Votre tâche: Continuez le texte sur le plaidoyer de WaterAid au Mali, à partir de sa dernière phrase.

Extrait du texte:
▼

Au niveau de WaterAid, il faut toujours accentuer les plaidoyers. Selon le chargé de programme de WaterAid Mali, Mahamane Touré, WaterAid prévoit de faire un plaidoyer pour que ce plan soit mis en œuvre et à bonne date. «Pour le respect de ces engagements pris par le Mali, nous avons prévu d’appuyer la mise en œuvre du plan d’action de la résolution mondiale de santé. WaterAid prévoit également de faire un plaidoyer pour que ce plan d’actions soit effectivement mis en œuvre et pour veiller à ce que l’Etat respect ses engagements. En dehors du plaidoyer, nous avons dit qu’il faut aussi montrer l’exemple. C’est pourquoi WaiterAid va appuyer financièrement l’OMS pour la réalisation de certaines actions inscrites dans ce plan », précise-t-il.
Selon Mahamane Touré, le Mali a pris un bon départ en élaborant un plan. «On a également des acquis sur certains engagements. Mais, ça fait plus d’un an qu’on n’a pas pu se réunir. On avait prévu deux rencontres cette année, mais malheureusement la direction générale de la santé et de l’hygiène publique n’a pas été très disponible. Mais l’année à venir, on compte bien tenir une réunion pour se situer sur le niveau de mise en œuvre du plan. Sinon, il y a déjà des acquis », ajoute-t-il.

▲

Données fournies:
▼

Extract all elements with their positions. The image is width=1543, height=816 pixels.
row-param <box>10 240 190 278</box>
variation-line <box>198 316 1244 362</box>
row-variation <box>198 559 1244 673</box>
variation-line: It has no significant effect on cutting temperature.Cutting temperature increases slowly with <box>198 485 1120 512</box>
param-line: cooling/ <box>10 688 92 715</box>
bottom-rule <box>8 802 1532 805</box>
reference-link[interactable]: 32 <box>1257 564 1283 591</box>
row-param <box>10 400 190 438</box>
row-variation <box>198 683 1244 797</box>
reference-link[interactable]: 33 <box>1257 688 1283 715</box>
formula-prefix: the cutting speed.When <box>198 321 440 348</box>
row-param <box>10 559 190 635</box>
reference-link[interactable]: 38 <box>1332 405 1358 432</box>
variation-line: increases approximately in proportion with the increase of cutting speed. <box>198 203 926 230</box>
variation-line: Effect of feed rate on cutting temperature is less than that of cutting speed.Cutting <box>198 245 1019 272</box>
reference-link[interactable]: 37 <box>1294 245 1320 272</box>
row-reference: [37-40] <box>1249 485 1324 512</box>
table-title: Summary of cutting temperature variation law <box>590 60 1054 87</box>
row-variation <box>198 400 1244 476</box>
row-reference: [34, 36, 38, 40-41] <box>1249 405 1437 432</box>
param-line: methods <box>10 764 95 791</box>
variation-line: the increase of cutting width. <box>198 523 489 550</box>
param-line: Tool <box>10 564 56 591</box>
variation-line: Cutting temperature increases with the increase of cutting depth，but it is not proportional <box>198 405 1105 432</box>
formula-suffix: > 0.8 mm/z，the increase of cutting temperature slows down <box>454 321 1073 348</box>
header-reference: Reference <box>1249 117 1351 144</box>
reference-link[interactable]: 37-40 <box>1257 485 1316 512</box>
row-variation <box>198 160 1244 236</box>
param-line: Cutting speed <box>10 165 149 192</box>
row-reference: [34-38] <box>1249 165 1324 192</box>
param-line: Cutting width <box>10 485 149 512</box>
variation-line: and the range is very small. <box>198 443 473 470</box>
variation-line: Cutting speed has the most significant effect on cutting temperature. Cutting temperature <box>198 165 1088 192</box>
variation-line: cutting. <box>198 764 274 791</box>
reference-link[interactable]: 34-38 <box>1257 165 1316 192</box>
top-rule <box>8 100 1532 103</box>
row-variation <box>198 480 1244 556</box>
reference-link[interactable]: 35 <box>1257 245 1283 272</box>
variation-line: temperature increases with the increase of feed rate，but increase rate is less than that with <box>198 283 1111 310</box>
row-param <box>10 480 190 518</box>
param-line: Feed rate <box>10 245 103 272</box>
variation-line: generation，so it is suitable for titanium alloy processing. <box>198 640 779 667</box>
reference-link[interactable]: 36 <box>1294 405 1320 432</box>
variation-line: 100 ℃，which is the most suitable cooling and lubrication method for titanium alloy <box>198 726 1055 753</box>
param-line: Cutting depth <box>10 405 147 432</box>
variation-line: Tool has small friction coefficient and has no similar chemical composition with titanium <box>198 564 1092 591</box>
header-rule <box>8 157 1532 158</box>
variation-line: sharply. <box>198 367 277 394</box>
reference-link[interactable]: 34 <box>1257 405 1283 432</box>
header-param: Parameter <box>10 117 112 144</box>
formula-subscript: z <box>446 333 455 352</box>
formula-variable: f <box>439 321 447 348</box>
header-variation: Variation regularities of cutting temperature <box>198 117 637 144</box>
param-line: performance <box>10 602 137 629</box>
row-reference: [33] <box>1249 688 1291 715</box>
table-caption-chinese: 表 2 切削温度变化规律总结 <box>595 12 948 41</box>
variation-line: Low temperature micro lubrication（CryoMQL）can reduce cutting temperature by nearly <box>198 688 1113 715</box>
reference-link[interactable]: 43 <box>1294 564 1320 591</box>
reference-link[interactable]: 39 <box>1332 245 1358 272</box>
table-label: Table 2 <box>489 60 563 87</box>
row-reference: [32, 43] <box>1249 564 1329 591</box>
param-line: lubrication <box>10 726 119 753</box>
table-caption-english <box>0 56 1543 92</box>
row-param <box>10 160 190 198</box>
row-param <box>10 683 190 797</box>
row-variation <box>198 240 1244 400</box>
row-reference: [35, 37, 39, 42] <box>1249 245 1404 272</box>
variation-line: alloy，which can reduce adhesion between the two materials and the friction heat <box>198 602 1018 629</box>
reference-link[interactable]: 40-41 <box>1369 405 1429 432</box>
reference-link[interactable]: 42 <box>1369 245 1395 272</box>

▲

Résultat obtenu:
Des réalités du terrain
Au-delà de ces actions annoncées de part et d’autre, les réalités sur le terrains restent quasiment déplorables. A l’hôpital du Point G tout comme à l’hôpital Gabriel Touré, les déchets solides et liquides cohabitent avec le personnel et les patients dans certains endroits. Aussi, dans les toilettes publiques, les conditions d’hygiène ne sont pas respectées.
Joint par téléphone, Djimé Kanté, porte-parole du syndicat des travailleurs du Centre hospitalo-universitaire Gabriel Touré précise que le problème d’eau ne se pose plus. «A Gabriel Touré, il n’y a pas de problème d’eau. En plus de la desserte de la Société Malienne de Gestion de l’Eau Potable (SOMAGEP-SA), il y a également des particuliers qui ont réalisé des forages d’eau ici à l’hôpital Gabriel Touré. Au total, nous en avons trois. Donc, l’ensemble de ces installations permet de combler les besoins en eau à l’hôpital.»
En terme d’hygiène, le porte-parole du syndicat des travailleurs du Centre hospitalo-universitaire Gabriel Touré estime qu’il y a encore des gros efforts à faire. «C’est vrai, suite aux différents mouvements du syndicat, il y a un début de solution qui a été trouvé, mais il y a encore des gros efforts à faire. La question concerne les matériels biomédicaux, les matériels d’opération, la disponibilité des gants…Et comme je le disais, il y a encore des gros efforts à faire à ce niveau », souligne-t-il.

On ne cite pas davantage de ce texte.